■ **Do this**
Could you output each line of the data that follows exactly?

■ **Raw data**
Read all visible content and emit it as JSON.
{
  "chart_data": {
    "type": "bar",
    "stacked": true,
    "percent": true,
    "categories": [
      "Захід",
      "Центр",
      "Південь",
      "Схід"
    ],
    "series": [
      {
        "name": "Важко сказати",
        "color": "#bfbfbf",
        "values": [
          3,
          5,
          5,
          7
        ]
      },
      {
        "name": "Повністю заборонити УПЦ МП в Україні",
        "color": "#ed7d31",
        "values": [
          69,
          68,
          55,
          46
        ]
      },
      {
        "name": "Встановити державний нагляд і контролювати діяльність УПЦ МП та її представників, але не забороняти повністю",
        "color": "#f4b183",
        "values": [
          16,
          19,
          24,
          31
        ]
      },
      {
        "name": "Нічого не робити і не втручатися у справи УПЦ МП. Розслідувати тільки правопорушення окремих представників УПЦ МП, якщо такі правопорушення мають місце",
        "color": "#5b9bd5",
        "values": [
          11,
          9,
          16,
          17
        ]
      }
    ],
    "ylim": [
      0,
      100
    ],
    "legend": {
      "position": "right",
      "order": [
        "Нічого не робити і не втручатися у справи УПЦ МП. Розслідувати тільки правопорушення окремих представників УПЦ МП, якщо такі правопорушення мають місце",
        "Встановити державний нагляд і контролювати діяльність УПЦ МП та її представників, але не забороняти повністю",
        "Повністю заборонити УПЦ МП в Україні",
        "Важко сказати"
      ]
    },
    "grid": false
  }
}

■ **Expected answer**
Read all visible content and emit it as JSON.
{
  "chart_data": {
    "type": "bar",
    "stacked": true,
    "percent": true,
    "categories": [
      "Захід",
      "Центр",
      "Південь",
      "Схід"
    ],
    "series": [
      {
        "name": "Важко сказати",
        "color": "#bfbfbf",
        "values": [
          3,
          5,
          5,
          7
        ]
      },
      {
        "name": "Повністю заборонити УПЦ МП в Україні",
        "color": "#ed7d31",
        "values": [
          69,
          68,
          55,
          46
        ]
      },
      {
        "name": "Встановити державний нагляд і контролювати діяльність УПЦ МП та її представників, але не забороняти повністю",
        "color": "#f4b183",
        "values": [
          16,
          19,
          24,
          31
        ]
      },
      {
        "name": "Нічого не робити і не втручатися у справи УПЦ МП. Розслідувати тільки правопорушення окремих представників УПЦ МП, якщо такі правопорушення мають місце",
        "color": "#5b9bd5",
        "values": [
          11,
          9,
          16,
          17
        ]
      }
    ],
    "ylim": [
      0,
      100
    ],
    "legend": {
      "position": "right",
      "order": [
        "Нічого не робити і не втручатися у справи УПЦ МП. Розслідувати тільки правопорушення окремих представників УПЦ МП, якщо такі правопорушення мають місце",
        "Встановити державний нагляд і контролювати діяльність УПЦ МП та її представників, але не забороняти повністю",
        "Повністю заборонити УПЦ МП в Україні",
        "Важко сказати"
      ]
    },
    "grid": false
  }
}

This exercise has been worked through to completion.